§ **WHAT YOU HAVE TO DO**
Copy out every line exactly, passing over the pictures.

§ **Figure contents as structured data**
++++
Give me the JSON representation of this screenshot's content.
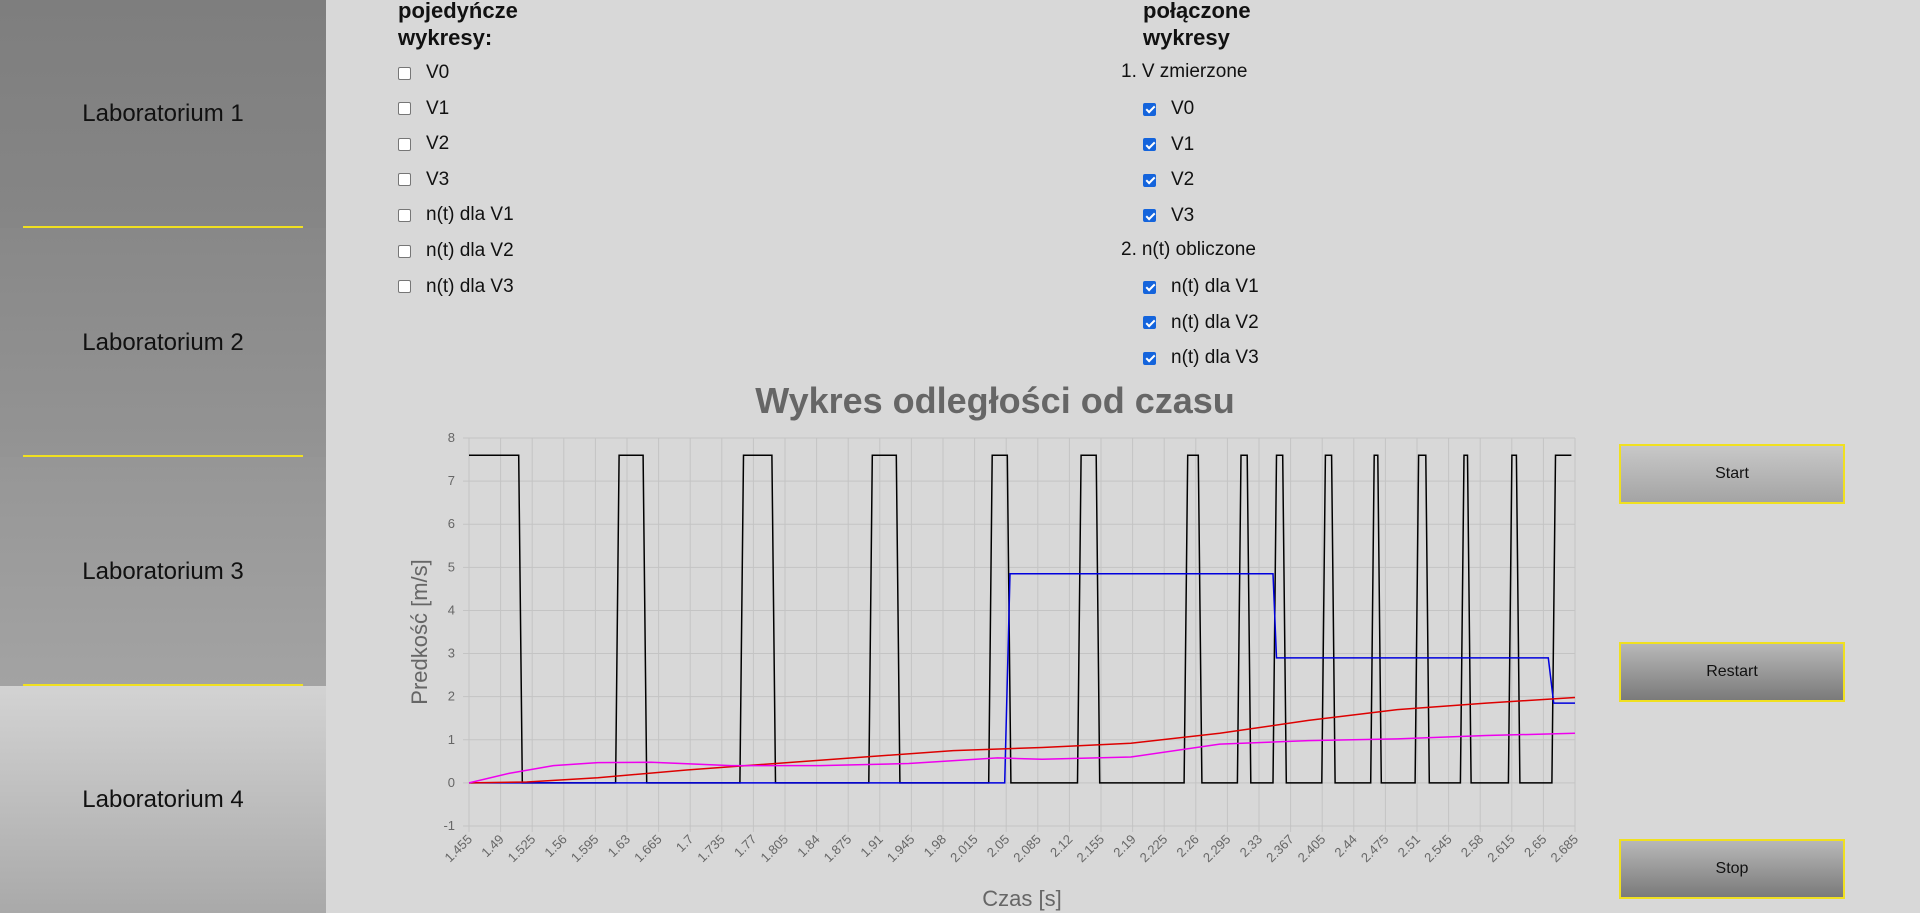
{
  "sidebar": {
    "items": [
      {
        "label": "Laboratorium 1"
      },
      {
        "label": "Laboratorium 2"
      },
      {
        "label": "Laboratorium 3"
      },
      {
        "label": "Laboratorium 4"
      }
    ]
  },
  "single_panel": {
    "title_line1": "pojedyńcze",
    "title_line2": "wykresy:",
    "items": [
      {
        "label": "V0",
        "checked": false
      },
      {
        "label": "V1",
        "checked": false
      },
      {
        "label": "V2",
        "checked": false
      },
      {
        "label": "V3",
        "checked": false
      },
      {
        "label": "n(t) dla V1",
        "checked": false
      },
      {
        "label": "n(t) dla V2",
        "checked": false
      },
      {
        "label": "n(t) dla V3",
        "checked": false
      }
    ]
  },
  "combined_panel": {
    "title_line1": "połączone",
    "title_line2": "wykresy",
    "group1": {
      "number": "1.",
      "label": "V zmierzone",
      "items": [
        {
          "label": "V0",
          "checked": true
        },
        {
          "label": "V1",
          "checked": true
        },
        {
          "label": "V2",
          "checked": true
        },
        {
          "label": "V3",
          "checked": true
        }
      ]
    },
    "group2": {
      "number": "2.",
      "label": "n(t) obliczone",
      "items": [
        {
          "label": "n(t) dla V1",
          "checked": true
        },
        {
          "label": "n(t) dla V2",
          "checked": true
        },
        {
          "label": "n(t) dla V3",
          "checked": true
        }
      ]
    }
  },
  "buttons": {
    "start": "Start",
    "restart": "Restart",
    "stop": "Stop"
  },
  "chart_data": {
    "type": "line",
    "title": "Wykres odległości od czasu",
    "xlabel": "Czas [s]",
    "ylabel": "Predkość [m/s]",
    "xlim": [
      1.455,
      2.7
    ],
    "ylim": [
      -1,
      8
    ],
    "yticks": [
      -1,
      0,
      1,
      2,
      3,
      4,
      5,
      6,
      7,
      8
    ],
    "xticks": [
      "1.455",
      "1.49",
      "1.525",
      "1.56",
      "1.595",
      "1.63",
      "1.665",
      "1.7",
      "1.735",
      "1.77",
      "1.805",
      "1.84",
      "1.875",
      "1.91",
      "1.945",
      "1.98",
      "2.015",
      "2.05",
      "2.085",
      "2.12",
      "2.155",
      "2.19",
      "2.225",
      "2.26",
      "2.295",
      "2.33",
      "2.367",
      "2.405",
      "2.44",
      "2.475",
      "2.51",
      "2.545",
      "2.58",
      "2.615",
      "2.65",
      "2.685"
    ],
    "grid": true,
    "series": [
      {
        "color": "#000000",
        "pulses": [
          [
            1.455,
            1.515
          ],
          [
            1.62,
            1.655
          ],
          [
            1.76,
            1.8
          ],
          [
            1.905,
            1.94
          ],
          [
            2.04,
            2.065
          ],
          [
            2.14,
            2.165
          ],
          [
            2.26,
            2.28
          ],
          [
            2.32,
            2.335
          ],
          [
            2.36,
            2.375
          ],
          [
            2.415,
            2.43
          ],
          [
            2.47,
            2.482
          ],
          [
            2.52,
            2.536
          ],
          [
            2.571,
            2.583
          ],
          [
            2.625,
            2.638
          ],
          [
            2.674,
            2.7
          ]
        ],
        "high": 7.6,
        "low": 0.0
      },
      {
        "color": "#0000dd",
        "x": [
          1.455,
          2.058,
          2.064,
          2.36,
          2.364,
          2.67,
          2.676,
          2.7
        ],
        "y": [
          0,
          0,
          4.85,
          4.85,
          2.9,
          2.9,
          1.85,
          1.85
        ]
      },
      {
        "color": "#dd0000",
        "x": [
          1.455,
          1.52,
          1.6,
          1.7,
          1.8,
          1.9,
          2.0,
          2.1,
          2.2,
          2.3,
          2.4,
          2.5,
          2.6,
          2.7
        ],
        "y": [
          0,
          0.02,
          0.12,
          0.3,
          0.45,
          0.6,
          0.75,
          0.82,
          0.92,
          1.15,
          1.45,
          1.7,
          1.85,
          1.98
        ]
      },
      {
        "color": "#ee00ee",
        "x": [
          1.455,
          1.5,
          1.55,
          1.6,
          1.66,
          1.75,
          1.85,
          1.95,
          2.05,
          2.1,
          2.2,
          2.3,
          2.4,
          2.5,
          2.6,
          2.7
        ],
        "y": [
          0,
          0.22,
          0.4,
          0.47,
          0.48,
          0.4,
          0.4,
          0.45,
          0.58,
          0.55,
          0.6,
          0.9,
          0.98,
          1.02,
          1.1,
          1.15
        ]
      }
    ]
  }
}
++++
§ **OUTPUT BELOW**
Give me the JSON representation of this screenshot's content.
{
  "sidebar": {
    "items": [
      {
        "label": "Laboratorium 1"
      },
      {
        "label": "Laboratorium 2"
      },
      {
        "label": "Laboratorium 3"
      },
      {
        "label": "Laboratorium 4"
      }
    ]
  },
  "single_panel": {
    "title_line1": "pojedyńcze",
    "title_line2": "wykresy:",
    "items": [
      {
        "label": "V0",
        "checked": false
      },
      {
        "label": "V1",
        "checked": false
      },
      {
        "label": "V2",
        "checked": false
      },
      {
        "label": "V3",
        "checked": false
      },
      {
        "label": "n(t) dla V1",
        "checked": false
      },
      {
        "label": "n(t) dla V2",
        "checked": false
      },
      {
        "label": "n(t) dla V3",
        "checked": false
      }
    ]
  },
  "combined_panel": {
    "title_line1": "połączone",
    "title_line2": "wykresy",
    "group1": {
      "number": "1.",
      "label": "V zmierzone",
      "items": [
        {
          "label": "V0",
          "checked": true
        },
        {
          "label": "V1",
          "checked": true
        },
        {
          "label": "V2",
          "checked": true
        },
        {
          "label": "V3",
          "checked": true
        }
      ]
    },
    "group2": {
      "number": "2.",
      "label": "n(t) obliczone",
      "items": [
        {
          "label": "n(t) dla V1",
          "checked": true
        },
        {
          "label": "n(t) dla V2",
          "checked": true
        },
        {
          "label": "n(t) dla V3",
          "checked": true
        }
      ]
    }
  },
  "buttons": {
    "start": "Start",
    "restart": "Restart",
    "stop": "Stop"
  },
  "chart_data": {
    "type": "line",
    "title": "Wykres odległości od czasu",
    "xlabel": "Czas [s]",
    "ylabel": "Predkość [m/s]",
    "xlim": [
      1.455,
      2.7
    ],
    "ylim": [
      -1,
      8
    ],
    "yticks": [
      -1,
      0,
      1,
      2,
      3,
      4,
      5,
      6,
      7,
      8
    ],
    "xticks": [
      "1.455",
      "1.49",
      "1.525",
      "1.56",
      "1.595",
      "1.63",
      "1.665",
      "1.7",
      "1.735",
      "1.77",
      "1.805",
      "1.84",
      "1.875",
      "1.91",
      "1.945",
      "1.98",
      "2.015",
      "2.05",
      "2.085",
      "2.12",
      "2.155",
      "2.19",
      "2.225",
      "2.26",
      "2.295",
      "2.33",
      "2.367",
      "2.405",
      "2.44",
      "2.475",
      "2.51",
      "2.545",
      "2.58",
      "2.615",
      "2.65",
      "2.685"
    ],
    "grid": true,
    "series": [
      {
        "color": "#000000",
        "pulses": [
          [
            1.455,
            1.515
          ],
          [
            1.62,
            1.655
          ],
          [
            1.76,
            1.8
          ],
          [
            1.905,
            1.94
          ],
          [
            2.04,
            2.065
          ],
          [
            2.14,
            2.165
          ],
          [
            2.26,
            2.28
          ],
          [
            2.32,
            2.335
          ],
          [
            2.36,
            2.375
          ],
          [
            2.415,
            2.43
          ],
          [
            2.47,
            2.482
          ],
          [
            2.52,
            2.536
          ],
          [
            2.571,
            2.583
          ],
          [
            2.625,
            2.638
          ],
          [
            2.674,
            2.7
          ]
        ],
        "high": 7.6,
        "low": 0.0
      },
      {
        "color": "#0000dd",
        "x": [
          1.455,
          2.058,
          2.064,
          2.36,
          2.364,
          2.67,
          2.676,
          2.7
        ],
        "y": [
          0,
          0,
          4.85,
          4.85,
          2.9,
          2.9,
          1.85,
          1.85
        ]
      },
      {
        "color": "#dd0000",
        "x": [
          1.455,
          1.52,
          1.6,
          1.7,
          1.8,
          1.9,
          2.0,
          2.1,
          2.2,
          2.3,
          2.4,
          2.5,
          2.6,
          2.7
        ],
        "y": [
          0,
          0.02,
          0.12,
          0.3,
          0.45,
          0.6,
          0.75,
          0.82,
          0.92,
          1.15,
          1.45,
          1.7,
          1.85,
          1.98
        ]
      },
      {
        "color": "#ee00ee",
        "x": [
          1.455,
          1.5,
          1.55,
          1.6,
          1.66,
          1.75,
          1.85,
          1.95,
          2.05,
          2.1,
          2.2,
          2.3,
          2.4,
          2.5,
          2.6,
          2.7
        ],
        "y": [
          0,
          0.22,
          0.4,
          0.47,
          0.48,
          0.4,
          0.4,
          0.45,
          0.58,
          0.55,
          0.6,
          0.9,
          0.98,
          1.02,
          1.1,
          1.15
        ]
      }
    ]
  }
}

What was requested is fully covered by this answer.